* start Entries shown *

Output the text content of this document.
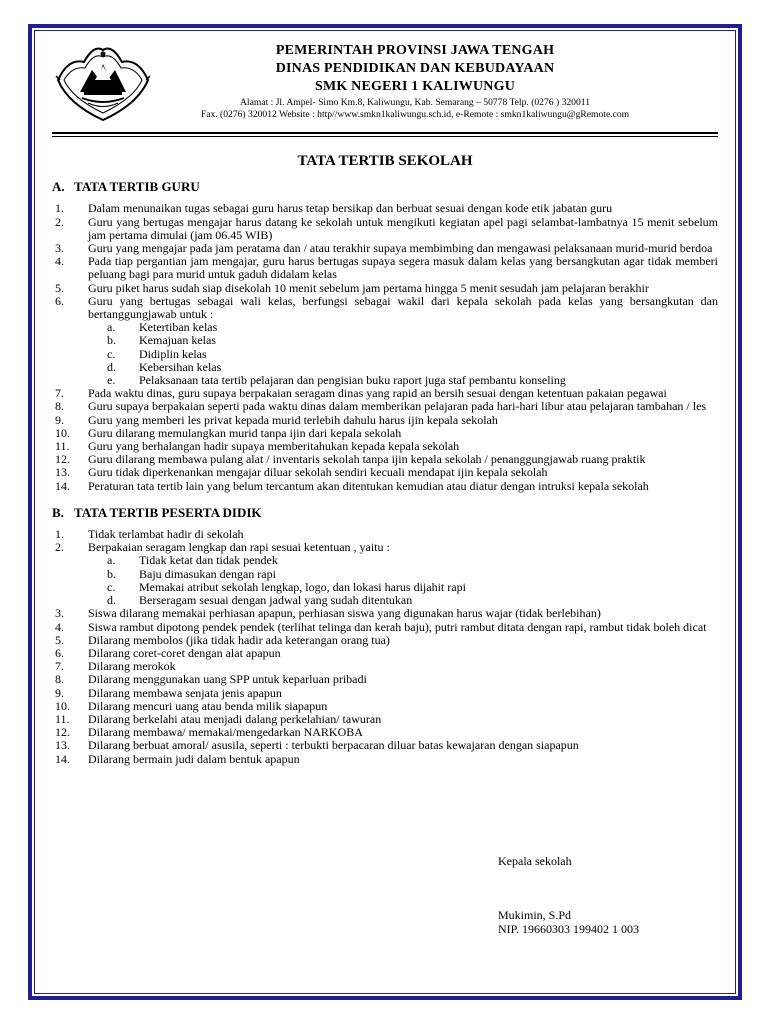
PEMERINTAH PROVINSI JAWA TENGAH
DINAS PENDIDIKAN DAN KEBUDAYAAN
SMK NEGERI 1 KALIWUNGU
Alamat : Jl. Ampel- Simo Km.8, Kaliwungu, Kab. Semarang – 50778 Telp. (0276 ) 320011
Fax. (0276) 320012 Website : http//www.smkn1kaliwungu.sch.id, e-Remote : smkn1kaliwungu@gRemote.com
TATA TERTIB SEKOLAH
A. TATA TERTIB GURU
1.	Dalam menunaikan tugas sebagai guru harus tetap bersikap dan berbuat sesuai dengan kode etik jabatan guru
2.	Guru yang bertugas mengajar harus datang ke sekolah untuk mengikuti kegiatan apel pagi selambat-lambatnya 15 menit sebelum jam pertama dimulai (jam 06.45 WIB)
3.	Guru yang mengajar pada jam peratama dan / atau terakhir supaya membimbing dan mengawasi pelaksanaan murid-murid berdoa
4.	Pada tiap pergantian jam mengajar, guru harus bertugas supaya segera masuk dalam kelas yang bersangkutan agar tidak memberi peluang bagi para murid untuk gaduh didalam kelas
5.	Guru piket harus sudah siap disekolah 10 menit sebelum jam pertama hingga 5 menit sesudah jam pelajaran berakhir
6.	Guru yang bertugas sebagai wali kelas, berfungsi sebagai wakil dari kepala sekolah pada kelas yang bersangkutan dan bertanggungjawab untuk :
a.	Ketertiban kelas
b.	Kemajuan kelas
c.	Didiplin kelas
d.	Kebersihan kelas
e.	Pelaksanaan tata tertib pelajaran dan pengisian buku raport juga staf pembantu konseling
7.	Pada waktu dinas, guru supaya berpakaian seragam dinas yang rapid an bersih sesuai dengan ketentuan pakaian pegawai
8.	Guru supaya berpakaian seperti pada waktu dinas dalam memberikan pelajaran pada hari-hari libur atau pelajaran tambahan / les
9.	Guru yang memberi les privat kepada murid terlebih dahulu harus ijin kepala sekolah
10.	Guru dilarang memulangkan murid tanpa ijin dari kepala sekolah
11.	Guru yang berhalangan hadir supaya memberitahukan kepada kepala sekolah
12.	Guru dilarang membawa pulang alat / inventaris sekolah tanpa ijin kepala sekolah / penanggungjawab ruang praktik
13.	Guru tidak diperkenankan mengajar diluar sekolah sendiri kecuali mendapat ijin kepala sekolah
14.	Peraturan tata tertib lain yang belum tercantum akan ditentukan kemudian atau diatur dengan intruksi kepala sekolah
B. TATA TERTIB PESERTA DIDIK
1.	Tidak terlambat hadir di sekolah
2.	Berpakaian seragam lengkap dan rapi sesuai ketentuan , yaitu :
a.	Tidak ketat dan tidak pendek
b.	Baju dimasukan dengan rapi
c.	Memakai atribut sekolah lengkap, logo, dan lokasi harus dijahit rapi
d.	Berseragam sesuai dengan jadwal yang sudah ditentukan
3.	Siswa dilarang memakai perhiasan apapun, perhiasan siswa yang digunakan harus wajar (tidak berlebihan)
4.	Siswa rambut dipotong pendek pendek (terlihat telinga dan kerah baju), putri rambut ditata dengan rapi, rambut tidak boleh dicat
5.	Dilarang membolos (jika tidak hadir ada keterangan orang tua)
6.	Dilarang coret-coret dengan alat apapun
7.	Dilarang merokok
8.	Dilarang menggunakan uang SPP untuk keparluan pribadi
9.	Dilarang membawa senjata jenis apapun
10.	Dilarang mencuri uang atau benda milik siapapun
11.	Dilarang berkelahi atau menjadi dalang perkelahian/ tawuran
12.	Dilarang membawa/ memakai/mengedarkan NARKOBA
13.	Dilarang berbuat amoral/ asusila, seperti : terbukti berpacaran diluar batas kewajaran dengan siapapun
14.	Dilarang bermain judi dalam bentuk apapun
Kepala sekolah
Mukimin, S.Pd
NIP. 19660303 199402 1 003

* end Entries shown *

» Direction:
Each line that has the word "waktu" should be copied.

» Output of the exercise:
7.	Pada waktu dinas, guru supaya berpakaian seragam dinas yang rapid an bersih sesuai dengan ketentuan pakaian pegawai
8.	Guru supaya berpakaian seperti pada waktu dinas dalam memberikan pelajaran pada hari-hari libur atau pelajaran tambahan / les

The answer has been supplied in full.